▶ [SET TASK]
Gather every line below where "title" appears.

>> START RAW RECORDS

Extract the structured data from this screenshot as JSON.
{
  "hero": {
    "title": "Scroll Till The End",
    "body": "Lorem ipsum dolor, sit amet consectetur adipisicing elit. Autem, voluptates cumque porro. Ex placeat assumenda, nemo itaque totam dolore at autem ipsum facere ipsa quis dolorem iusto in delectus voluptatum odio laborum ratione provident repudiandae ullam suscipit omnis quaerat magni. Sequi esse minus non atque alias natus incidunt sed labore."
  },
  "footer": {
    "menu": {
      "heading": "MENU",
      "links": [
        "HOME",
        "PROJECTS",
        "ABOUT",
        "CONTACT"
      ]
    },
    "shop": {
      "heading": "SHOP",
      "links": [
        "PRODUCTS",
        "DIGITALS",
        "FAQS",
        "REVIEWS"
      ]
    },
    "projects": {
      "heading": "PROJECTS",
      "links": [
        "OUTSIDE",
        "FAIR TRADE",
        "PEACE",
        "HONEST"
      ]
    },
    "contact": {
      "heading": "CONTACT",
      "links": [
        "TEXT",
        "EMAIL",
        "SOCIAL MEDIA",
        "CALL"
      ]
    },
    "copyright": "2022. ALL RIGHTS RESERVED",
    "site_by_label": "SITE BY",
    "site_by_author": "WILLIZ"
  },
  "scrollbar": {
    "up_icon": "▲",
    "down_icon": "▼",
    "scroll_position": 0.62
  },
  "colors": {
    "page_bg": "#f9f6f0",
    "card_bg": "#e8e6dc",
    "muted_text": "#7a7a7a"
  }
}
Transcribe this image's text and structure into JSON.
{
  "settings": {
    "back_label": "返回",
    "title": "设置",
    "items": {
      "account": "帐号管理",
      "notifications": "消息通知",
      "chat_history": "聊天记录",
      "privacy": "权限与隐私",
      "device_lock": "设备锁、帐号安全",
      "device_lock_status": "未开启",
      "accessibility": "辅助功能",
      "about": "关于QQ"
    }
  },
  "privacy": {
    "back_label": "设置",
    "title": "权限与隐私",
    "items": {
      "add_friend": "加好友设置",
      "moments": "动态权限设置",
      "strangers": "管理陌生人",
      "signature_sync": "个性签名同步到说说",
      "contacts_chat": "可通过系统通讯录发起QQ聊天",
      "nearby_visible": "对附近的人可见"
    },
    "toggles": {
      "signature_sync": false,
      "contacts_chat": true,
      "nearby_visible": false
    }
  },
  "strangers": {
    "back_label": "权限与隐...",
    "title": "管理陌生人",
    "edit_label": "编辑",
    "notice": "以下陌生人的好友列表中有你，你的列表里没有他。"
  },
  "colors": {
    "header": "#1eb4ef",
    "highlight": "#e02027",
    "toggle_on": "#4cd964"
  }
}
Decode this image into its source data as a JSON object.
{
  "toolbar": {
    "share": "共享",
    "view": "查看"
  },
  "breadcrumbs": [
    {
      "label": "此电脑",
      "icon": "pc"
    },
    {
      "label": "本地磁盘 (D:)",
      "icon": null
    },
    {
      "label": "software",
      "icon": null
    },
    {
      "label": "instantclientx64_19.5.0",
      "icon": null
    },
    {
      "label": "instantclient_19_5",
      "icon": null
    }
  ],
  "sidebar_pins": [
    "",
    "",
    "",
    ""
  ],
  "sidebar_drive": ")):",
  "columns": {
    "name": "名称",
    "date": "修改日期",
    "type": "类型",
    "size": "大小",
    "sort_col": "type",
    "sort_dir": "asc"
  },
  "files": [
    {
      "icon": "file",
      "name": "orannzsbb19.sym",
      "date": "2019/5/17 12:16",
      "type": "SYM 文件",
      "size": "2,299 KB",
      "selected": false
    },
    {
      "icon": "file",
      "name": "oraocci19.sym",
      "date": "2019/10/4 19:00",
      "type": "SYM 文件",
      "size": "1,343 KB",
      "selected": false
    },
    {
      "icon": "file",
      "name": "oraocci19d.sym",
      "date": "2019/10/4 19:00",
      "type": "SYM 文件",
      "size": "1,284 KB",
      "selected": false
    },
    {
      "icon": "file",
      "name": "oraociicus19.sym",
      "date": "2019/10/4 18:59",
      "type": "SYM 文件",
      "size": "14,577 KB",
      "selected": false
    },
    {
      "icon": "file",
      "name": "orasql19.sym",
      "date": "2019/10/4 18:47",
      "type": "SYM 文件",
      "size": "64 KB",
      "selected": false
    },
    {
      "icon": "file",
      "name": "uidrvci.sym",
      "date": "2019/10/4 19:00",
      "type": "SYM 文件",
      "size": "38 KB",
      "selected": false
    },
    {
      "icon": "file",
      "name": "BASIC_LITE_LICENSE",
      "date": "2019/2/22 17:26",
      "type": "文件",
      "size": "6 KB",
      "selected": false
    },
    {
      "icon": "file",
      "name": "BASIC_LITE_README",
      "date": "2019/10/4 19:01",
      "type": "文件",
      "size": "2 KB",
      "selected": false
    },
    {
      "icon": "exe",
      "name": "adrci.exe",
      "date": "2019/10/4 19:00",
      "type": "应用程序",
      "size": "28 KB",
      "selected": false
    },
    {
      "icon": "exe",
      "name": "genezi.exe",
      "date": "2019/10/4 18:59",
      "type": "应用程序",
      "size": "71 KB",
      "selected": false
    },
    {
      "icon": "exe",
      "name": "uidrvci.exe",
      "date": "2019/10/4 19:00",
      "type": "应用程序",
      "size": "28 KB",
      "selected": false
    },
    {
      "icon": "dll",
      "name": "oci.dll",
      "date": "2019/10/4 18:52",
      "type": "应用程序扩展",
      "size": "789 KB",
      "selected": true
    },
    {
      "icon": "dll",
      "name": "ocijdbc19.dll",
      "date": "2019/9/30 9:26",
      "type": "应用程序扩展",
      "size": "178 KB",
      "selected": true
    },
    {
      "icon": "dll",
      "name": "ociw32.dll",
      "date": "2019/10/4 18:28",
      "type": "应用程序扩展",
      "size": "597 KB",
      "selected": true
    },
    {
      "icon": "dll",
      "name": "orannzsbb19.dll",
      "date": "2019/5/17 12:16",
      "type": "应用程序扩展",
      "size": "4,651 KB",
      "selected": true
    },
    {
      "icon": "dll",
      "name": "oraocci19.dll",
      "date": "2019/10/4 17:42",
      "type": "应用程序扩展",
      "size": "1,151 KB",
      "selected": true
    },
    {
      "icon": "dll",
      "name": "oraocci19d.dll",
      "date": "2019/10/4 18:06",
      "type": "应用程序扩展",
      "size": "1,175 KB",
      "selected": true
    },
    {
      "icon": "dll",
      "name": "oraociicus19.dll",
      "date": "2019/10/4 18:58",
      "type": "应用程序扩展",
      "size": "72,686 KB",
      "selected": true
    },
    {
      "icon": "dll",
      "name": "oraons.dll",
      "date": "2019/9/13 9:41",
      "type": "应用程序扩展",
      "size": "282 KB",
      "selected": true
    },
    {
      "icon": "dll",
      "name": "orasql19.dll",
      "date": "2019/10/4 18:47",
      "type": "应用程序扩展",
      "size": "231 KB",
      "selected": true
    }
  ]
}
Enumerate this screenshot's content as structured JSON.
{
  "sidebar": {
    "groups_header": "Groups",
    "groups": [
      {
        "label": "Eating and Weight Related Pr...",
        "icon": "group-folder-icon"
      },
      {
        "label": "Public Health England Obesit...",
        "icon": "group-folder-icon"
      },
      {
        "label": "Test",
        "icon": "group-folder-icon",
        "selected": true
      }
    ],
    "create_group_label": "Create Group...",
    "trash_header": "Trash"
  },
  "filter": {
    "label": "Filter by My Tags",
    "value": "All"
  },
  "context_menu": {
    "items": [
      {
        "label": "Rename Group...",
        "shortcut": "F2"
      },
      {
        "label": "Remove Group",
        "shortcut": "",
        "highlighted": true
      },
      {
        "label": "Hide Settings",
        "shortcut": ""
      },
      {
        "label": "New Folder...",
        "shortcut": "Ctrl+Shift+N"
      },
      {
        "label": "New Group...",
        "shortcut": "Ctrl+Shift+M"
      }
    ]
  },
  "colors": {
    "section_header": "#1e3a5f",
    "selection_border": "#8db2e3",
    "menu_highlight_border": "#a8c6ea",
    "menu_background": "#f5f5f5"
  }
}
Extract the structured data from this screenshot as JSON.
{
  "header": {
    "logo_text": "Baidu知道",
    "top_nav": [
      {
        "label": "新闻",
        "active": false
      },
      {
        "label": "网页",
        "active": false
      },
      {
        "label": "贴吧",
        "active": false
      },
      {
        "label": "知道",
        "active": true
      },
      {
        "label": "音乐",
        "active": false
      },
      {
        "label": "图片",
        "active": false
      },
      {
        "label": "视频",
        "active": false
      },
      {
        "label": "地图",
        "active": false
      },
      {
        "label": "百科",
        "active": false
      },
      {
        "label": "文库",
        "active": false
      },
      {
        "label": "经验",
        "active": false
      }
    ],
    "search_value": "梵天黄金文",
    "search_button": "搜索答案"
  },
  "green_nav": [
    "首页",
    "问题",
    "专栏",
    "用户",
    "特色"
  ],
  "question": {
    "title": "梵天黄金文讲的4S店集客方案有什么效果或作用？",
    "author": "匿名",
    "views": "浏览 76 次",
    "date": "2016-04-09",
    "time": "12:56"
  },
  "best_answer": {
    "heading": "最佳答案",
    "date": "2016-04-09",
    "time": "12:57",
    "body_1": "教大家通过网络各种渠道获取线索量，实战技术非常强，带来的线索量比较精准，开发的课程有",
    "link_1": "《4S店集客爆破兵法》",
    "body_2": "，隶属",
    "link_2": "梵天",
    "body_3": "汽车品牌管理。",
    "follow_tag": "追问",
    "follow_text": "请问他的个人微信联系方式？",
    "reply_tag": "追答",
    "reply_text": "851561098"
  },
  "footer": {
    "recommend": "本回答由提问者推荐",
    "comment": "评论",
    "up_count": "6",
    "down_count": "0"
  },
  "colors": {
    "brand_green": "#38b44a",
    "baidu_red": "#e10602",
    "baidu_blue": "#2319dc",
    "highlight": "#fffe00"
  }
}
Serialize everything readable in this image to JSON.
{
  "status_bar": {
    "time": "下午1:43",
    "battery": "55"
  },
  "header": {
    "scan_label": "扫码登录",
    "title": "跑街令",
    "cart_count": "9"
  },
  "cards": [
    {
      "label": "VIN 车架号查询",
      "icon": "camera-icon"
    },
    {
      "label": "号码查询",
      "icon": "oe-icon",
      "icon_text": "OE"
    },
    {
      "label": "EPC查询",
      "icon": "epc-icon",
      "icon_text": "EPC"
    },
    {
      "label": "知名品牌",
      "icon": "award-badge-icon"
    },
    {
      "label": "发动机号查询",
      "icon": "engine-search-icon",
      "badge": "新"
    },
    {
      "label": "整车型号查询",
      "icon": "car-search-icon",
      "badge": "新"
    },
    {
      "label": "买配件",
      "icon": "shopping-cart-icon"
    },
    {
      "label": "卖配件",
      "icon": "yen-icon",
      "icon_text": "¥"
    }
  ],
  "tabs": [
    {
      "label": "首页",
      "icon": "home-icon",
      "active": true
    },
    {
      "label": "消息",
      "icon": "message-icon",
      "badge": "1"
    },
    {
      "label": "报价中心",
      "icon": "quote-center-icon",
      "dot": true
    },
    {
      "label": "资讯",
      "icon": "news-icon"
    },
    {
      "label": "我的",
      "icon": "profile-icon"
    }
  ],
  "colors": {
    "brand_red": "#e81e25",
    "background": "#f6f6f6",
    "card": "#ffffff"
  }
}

>> END RAW RECORDS

▶ [TASK SOLUTION]
    "title": "Scroll Till The End",
    "title": "设置",
    "title": "权限与隐私",
    "title": "管理陌生人",
    "title": "梵天黄金文讲的4S店集客方案有什么效果或作用？",
    "title": "跑街令",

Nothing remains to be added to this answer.